(Records from a data source)
════════════════

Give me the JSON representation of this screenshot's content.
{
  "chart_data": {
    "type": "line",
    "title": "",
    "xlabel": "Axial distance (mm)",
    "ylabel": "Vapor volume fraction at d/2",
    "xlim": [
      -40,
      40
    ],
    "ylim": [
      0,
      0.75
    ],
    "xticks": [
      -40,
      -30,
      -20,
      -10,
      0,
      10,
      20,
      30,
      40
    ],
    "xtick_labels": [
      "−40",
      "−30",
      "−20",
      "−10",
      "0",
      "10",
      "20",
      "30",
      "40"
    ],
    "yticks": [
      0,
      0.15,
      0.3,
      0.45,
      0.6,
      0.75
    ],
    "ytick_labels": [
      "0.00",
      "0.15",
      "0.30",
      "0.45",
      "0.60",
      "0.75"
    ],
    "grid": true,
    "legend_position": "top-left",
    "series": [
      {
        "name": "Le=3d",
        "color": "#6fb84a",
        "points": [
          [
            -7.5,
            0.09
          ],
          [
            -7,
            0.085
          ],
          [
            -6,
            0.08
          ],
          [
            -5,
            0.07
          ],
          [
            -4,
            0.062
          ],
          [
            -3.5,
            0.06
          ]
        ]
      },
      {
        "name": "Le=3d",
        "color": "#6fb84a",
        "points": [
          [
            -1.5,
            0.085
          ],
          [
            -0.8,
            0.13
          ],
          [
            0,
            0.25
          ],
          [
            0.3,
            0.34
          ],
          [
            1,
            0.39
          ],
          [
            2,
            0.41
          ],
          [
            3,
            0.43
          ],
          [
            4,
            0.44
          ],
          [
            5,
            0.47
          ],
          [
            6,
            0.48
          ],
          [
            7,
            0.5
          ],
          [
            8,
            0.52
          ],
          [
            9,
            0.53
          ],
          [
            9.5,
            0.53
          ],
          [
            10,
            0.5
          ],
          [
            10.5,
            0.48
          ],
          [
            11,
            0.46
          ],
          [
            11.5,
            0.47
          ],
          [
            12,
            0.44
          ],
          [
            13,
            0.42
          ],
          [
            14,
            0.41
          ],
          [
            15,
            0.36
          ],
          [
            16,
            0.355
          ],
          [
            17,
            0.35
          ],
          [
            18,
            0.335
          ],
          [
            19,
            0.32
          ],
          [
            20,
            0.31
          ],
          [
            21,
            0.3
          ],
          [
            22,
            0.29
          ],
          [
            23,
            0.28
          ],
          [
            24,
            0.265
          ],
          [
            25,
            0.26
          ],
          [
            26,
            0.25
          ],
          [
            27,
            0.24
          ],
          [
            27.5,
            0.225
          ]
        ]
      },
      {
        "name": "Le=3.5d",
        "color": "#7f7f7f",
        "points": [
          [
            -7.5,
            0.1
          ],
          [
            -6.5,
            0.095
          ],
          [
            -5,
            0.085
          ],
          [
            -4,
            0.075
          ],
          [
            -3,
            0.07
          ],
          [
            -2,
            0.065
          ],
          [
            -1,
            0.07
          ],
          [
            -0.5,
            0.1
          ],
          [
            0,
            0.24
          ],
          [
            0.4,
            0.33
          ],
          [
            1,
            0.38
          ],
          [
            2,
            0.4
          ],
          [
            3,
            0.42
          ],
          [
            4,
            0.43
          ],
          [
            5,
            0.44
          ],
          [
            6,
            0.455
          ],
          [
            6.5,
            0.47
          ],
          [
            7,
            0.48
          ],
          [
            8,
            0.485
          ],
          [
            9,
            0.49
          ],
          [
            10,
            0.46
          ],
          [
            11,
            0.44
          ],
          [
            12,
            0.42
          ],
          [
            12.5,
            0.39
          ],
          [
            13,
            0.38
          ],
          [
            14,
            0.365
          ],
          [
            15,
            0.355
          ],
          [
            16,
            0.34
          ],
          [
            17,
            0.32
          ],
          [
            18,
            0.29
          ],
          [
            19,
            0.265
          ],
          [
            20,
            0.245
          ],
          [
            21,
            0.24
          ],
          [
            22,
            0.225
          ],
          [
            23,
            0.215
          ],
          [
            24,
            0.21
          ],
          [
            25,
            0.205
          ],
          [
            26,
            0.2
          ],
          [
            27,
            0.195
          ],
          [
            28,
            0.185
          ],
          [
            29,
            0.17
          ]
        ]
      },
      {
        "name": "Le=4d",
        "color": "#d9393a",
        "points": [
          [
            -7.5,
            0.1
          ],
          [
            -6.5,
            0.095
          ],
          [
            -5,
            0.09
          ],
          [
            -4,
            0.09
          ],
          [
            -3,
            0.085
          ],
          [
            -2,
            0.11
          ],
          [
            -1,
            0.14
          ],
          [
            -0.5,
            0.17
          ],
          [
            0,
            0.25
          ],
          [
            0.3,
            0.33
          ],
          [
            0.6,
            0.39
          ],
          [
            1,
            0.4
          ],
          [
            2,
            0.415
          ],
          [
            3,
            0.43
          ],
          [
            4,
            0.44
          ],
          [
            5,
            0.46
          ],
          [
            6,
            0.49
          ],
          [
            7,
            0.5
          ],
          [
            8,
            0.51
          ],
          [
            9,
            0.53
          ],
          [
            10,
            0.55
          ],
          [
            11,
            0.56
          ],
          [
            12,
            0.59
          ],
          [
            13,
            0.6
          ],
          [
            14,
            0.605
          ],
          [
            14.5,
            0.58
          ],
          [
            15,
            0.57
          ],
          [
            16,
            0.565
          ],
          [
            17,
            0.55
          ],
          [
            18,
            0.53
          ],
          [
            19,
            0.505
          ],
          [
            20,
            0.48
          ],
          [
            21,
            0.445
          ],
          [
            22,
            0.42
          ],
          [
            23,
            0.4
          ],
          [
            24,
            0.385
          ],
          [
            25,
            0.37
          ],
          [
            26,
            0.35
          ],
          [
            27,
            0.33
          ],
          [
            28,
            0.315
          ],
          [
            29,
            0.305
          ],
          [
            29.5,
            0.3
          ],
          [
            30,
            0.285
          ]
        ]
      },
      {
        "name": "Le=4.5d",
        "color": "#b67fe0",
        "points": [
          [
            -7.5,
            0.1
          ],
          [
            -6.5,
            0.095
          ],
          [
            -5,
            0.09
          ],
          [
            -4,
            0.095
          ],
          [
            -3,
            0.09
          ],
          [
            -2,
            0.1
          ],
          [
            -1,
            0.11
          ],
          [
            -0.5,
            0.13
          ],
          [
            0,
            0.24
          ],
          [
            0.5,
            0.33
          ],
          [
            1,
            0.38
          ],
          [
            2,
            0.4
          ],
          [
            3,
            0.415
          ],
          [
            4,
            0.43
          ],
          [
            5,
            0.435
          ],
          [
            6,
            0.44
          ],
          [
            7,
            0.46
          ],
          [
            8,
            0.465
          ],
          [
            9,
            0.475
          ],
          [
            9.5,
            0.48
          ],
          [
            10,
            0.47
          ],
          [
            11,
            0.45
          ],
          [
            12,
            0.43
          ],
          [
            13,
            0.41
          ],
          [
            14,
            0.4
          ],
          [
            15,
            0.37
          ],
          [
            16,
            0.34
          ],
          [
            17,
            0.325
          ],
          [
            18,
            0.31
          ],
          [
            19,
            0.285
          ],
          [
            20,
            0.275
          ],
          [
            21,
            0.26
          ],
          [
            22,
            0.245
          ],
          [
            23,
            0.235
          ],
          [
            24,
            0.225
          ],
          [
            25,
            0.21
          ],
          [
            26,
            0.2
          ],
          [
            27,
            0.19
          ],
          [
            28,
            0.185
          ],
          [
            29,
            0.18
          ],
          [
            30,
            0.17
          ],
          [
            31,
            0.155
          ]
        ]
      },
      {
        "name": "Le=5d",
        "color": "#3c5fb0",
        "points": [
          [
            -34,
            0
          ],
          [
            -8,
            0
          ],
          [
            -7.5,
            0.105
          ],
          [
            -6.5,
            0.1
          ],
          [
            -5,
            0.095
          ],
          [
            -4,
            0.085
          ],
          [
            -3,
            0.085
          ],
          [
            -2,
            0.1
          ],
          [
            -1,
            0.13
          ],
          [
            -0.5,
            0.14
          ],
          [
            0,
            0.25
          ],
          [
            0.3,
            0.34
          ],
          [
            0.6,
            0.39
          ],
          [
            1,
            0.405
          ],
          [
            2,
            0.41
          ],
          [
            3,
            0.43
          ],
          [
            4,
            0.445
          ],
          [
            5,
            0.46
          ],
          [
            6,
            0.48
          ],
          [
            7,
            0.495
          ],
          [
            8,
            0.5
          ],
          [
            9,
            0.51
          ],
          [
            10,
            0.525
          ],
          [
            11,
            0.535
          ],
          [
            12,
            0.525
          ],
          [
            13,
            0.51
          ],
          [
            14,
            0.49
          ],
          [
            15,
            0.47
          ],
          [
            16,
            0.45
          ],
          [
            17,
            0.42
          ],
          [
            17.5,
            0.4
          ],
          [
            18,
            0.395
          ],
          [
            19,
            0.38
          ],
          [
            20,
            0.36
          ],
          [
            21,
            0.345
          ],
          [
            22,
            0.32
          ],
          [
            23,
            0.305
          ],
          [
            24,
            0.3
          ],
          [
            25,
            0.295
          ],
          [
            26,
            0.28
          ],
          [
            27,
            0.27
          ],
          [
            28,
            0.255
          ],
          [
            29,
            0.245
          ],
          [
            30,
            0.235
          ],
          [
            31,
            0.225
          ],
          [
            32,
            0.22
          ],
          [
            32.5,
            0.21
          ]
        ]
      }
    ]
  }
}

════════════════

TASK REQUIREMENTS: Filter the entries and copy out every line with the word "color".

TASK OUTPUT:
        "color": "#6fb84a",
        "color": "#6fb84a",
        "color": "#7f7f7f",
        "color": "#d9393a",
        "color": "#b67fe0",
        "color": "#3c5fb0",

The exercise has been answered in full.